Indicate only the number of lines in the listing below in which the word "name" appears.

- - - - -

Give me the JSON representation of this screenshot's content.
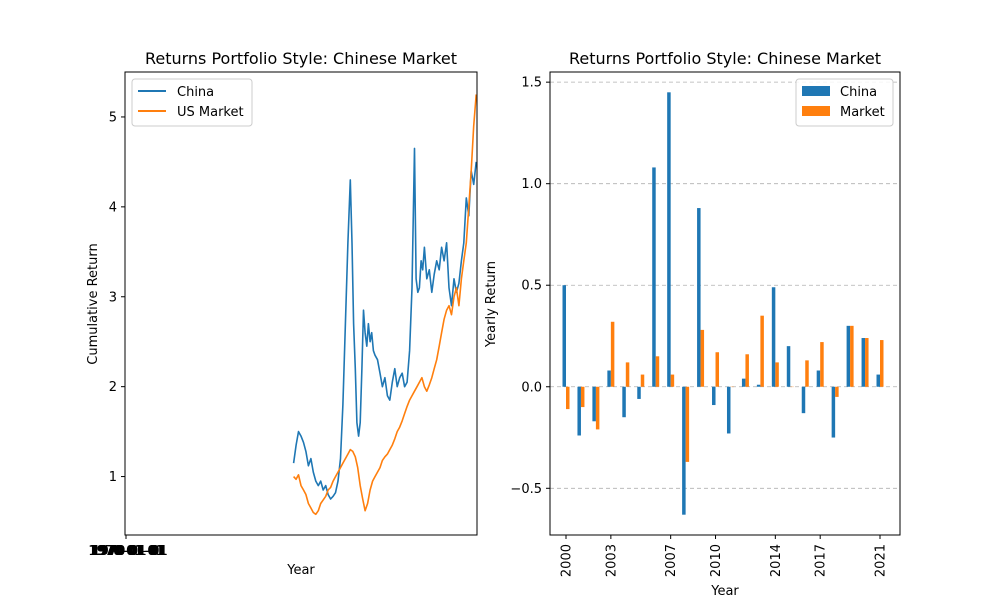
{
  "chart_data": [
    {
      "type": "line",
      "title": "Returns Portfolio Style: Chinese Market",
      "xlabel": "Year",
      "ylabel": "Cumulative Return",
      "x_tick_labels": [
        "1970-01-01",
        "1970-01-01",
        "1970-01-01",
        "1970-01-01",
        "1970-01-01",
        "1970-01-01",
        "1970-01-01",
        "1970-01-01"
      ],
      "ylim": [
        0.35,
        5.5
      ],
      "yticks": [
        1,
        2,
        3,
        4,
        5
      ],
      "grid": false,
      "legend_position": "top-left",
      "series": [
        {
          "name": "China",
          "color": "#1f77b4",
          "x": [
            2000.0,
            2000.3,
            2000.6,
            2000.9,
            2001.2,
            2001.5,
            2001.8,
            2002.1,
            2002.4,
            2002.7,
            2003.0,
            2003.3,
            2003.6,
            2003.9,
            2004.2,
            2004.5,
            2004.8,
            2005.1,
            2005.4,
            2005.7,
            2006.0,
            2006.3,
            2006.6,
            2006.9,
            2007.1,
            2007.3,
            2007.5,
            2007.7,
            2007.9,
            2008.1,
            2008.3,
            2008.5,
            2008.7,
            2008.9,
            2009.1,
            2009.3,
            2009.5,
            2009.7,
            2009.9,
            2010.2,
            2010.5,
            2010.8,
            2011.1,
            2011.4,
            2011.7,
            2012.0,
            2012.3,
            2012.6,
            2012.9,
            2013.2,
            2013.5,
            2013.8,
            2014.1,
            2014.4,
            2014.7,
            2014.9,
            2015.1,
            2015.3,
            2015.5,
            2015.7,
            2015.9,
            2016.2,
            2016.5,
            2016.8,
            2017.1,
            2017.4,
            2017.7,
            2018.0,
            2018.3,
            2018.6,
            2018.9,
            2019.2,
            2019.5,
            2019.8,
            2020.1,
            2020.4,
            2020.7,
            2021.0,
            2021.3,
            2021.6,
            2021.9,
            2022.2
          ],
          "y": [
            1.15,
            1.35,
            1.5,
            1.45,
            1.38,
            1.28,
            1.12,
            1.2,
            1.05,
            0.95,
            0.9,
            0.95,
            0.85,
            0.9,
            0.8,
            0.75,
            0.78,
            0.82,
            0.95,
            1.2,
            1.8,
            2.7,
            3.6,
            4.3,
            3.6,
            2.7,
            2.2,
            1.6,
            1.45,
            1.6,
            2.2,
            2.85,
            2.6,
            2.45,
            2.7,
            2.5,
            2.6,
            2.4,
            2.35,
            2.3,
            2.15,
            2.0,
            2.1,
            1.9,
            1.85,
            2.05,
            2.2,
            2.0,
            2.1,
            2.15,
            2.0,
            2.05,
            2.4,
            3.1,
            4.65,
            3.2,
            3.05,
            3.1,
            3.4,
            3.3,
            3.55,
            3.2,
            3.3,
            3.05,
            3.25,
            3.4,
            3.3,
            3.55,
            3.4,
            3.6,
            3.1,
            2.9,
            3.2,
            3.05,
            3.15,
            3.4,
            3.6,
            4.1,
            3.9,
            4.4,
            4.25,
            4.5
          ]
        },
        {
          "name": "US Market",
          "color": "#ff7f0e",
          "x": [
            2000.0,
            2000.3,
            2000.6,
            2000.9,
            2001.2,
            2001.5,
            2001.8,
            2002.1,
            2002.4,
            2002.7,
            2003.0,
            2003.3,
            2003.6,
            2003.9,
            2004.2,
            2004.5,
            2004.8,
            2005.1,
            2005.4,
            2005.7,
            2006.0,
            2006.3,
            2006.6,
            2006.9,
            2007.2,
            2007.5,
            2007.8,
            2008.1,
            2008.4,
            2008.7,
            2009.0,
            2009.3,
            2009.6,
            2009.9,
            2010.2,
            2010.5,
            2010.8,
            2011.1,
            2011.4,
            2011.7,
            2012.0,
            2012.3,
            2012.6,
            2012.9,
            2013.2,
            2013.5,
            2013.8,
            2014.1,
            2014.4,
            2014.7,
            2015.0,
            2015.3,
            2015.6,
            2015.9,
            2016.2,
            2016.5,
            2016.8,
            2017.1,
            2017.4,
            2017.7,
            2018.0,
            2018.3,
            2018.6,
            2018.9,
            2019.2,
            2019.5,
            2019.8,
            2020.1,
            2020.4,
            2020.7,
            2021.0,
            2021.3,
            2021.6,
            2021.9,
            2022.2
          ],
          "y": [
            1.0,
            0.97,
            1.02,
            0.9,
            0.85,
            0.8,
            0.7,
            0.65,
            0.6,
            0.58,
            0.62,
            0.7,
            0.74,
            0.78,
            0.85,
            0.88,
            0.95,
            1.0,
            1.05,
            1.1,
            1.15,
            1.2,
            1.25,
            1.3,
            1.28,
            1.22,
            1.1,
            0.9,
            0.75,
            0.62,
            0.7,
            0.85,
            0.95,
            1.0,
            1.05,
            1.1,
            1.18,
            1.22,
            1.25,
            1.3,
            1.35,
            1.42,
            1.5,
            1.55,
            1.62,
            1.7,
            1.78,
            1.85,
            1.9,
            1.95,
            2.0,
            2.05,
            2.1,
            2.0,
            1.95,
            2.02,
            2.1,
            2.2,
            2.3,
            2.45,
            2.6,
            2.75,
            2.85,
            2.9,
            2.8,
            3.0,
            3.1,
            2.9,
            3.2,
            3.4,
            3.6,
            4.0,
            4.4,
            4.9,
            5.25
          ]
        }
      ]
    },
    {
      "type": "bar",
      "title": "Returns Portfolio Style: Chinese Market",
      "xlabel": "Year",
      "ylabel": "Yearly Return",
      "categories": [
        "2000",
        "2001",
        "2002",
        "2003",
        "2004",
        "2005",
        "2006",
        "2007",
        "2008",
        "2009",
        "2010",
        "2011",
        "2012",
        "2013",
        "2014",
        "2015",
        "2016",
        "2017",
        "2018",
        "2019",
        "2020",
        "2021"
      ],
      "x_tick_labels": [
        "2000",
        "2003",
        "2007",
        "2010",
        "2014",
        "2017",
        "2021"
      ],
      "ylim": [
        -0.73,
        1.55
      ],
      "yticks": [
        -0.5,
        0.0,
        0.5,
        1.0,
        1.5
      ],
      "ytick_labels": [
        "−0.5",
        "0.0",
        "0.5",
        "1.0",
        "1.5"
      ],
      "grid": true,
      "legend_position": "top-right",
      "series": [
        {
          "name": "China",
          "color": "#1f77b4",
          "values": [
            0.5,
            -0.24,
            -0.17,
            0.08,
            -0.15,
            -0.06,
            1.08,
            1.45,
            -0.63,
            0.88,
            -0.09,
            -0.23,
            0.04,
            0.01,
            0.49,
            0.2,
            -0.13,
            0.08,
            -0.25,
            0.3,
            0.24,
            0.06
          ]
        },
        {
          "name": "Market",
          "color": "#ff7f0e",
          "values": [
            -0.11,
            -0.1,
            -0.21,
            0.32,
            0.12,
            0.06,
            0.15,
            0.06,
            -0.37,
            0.28,
            0.17,
            0.0,
            0.16,
            0.35,
            0.12,
            0.0,
            0.13,
            0.22,
            -0.05,
            0.3,
            0.24,
            0.23
          ]
        }
      ]
    }
  ]
}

- - - - -

# TASK RESULT:
4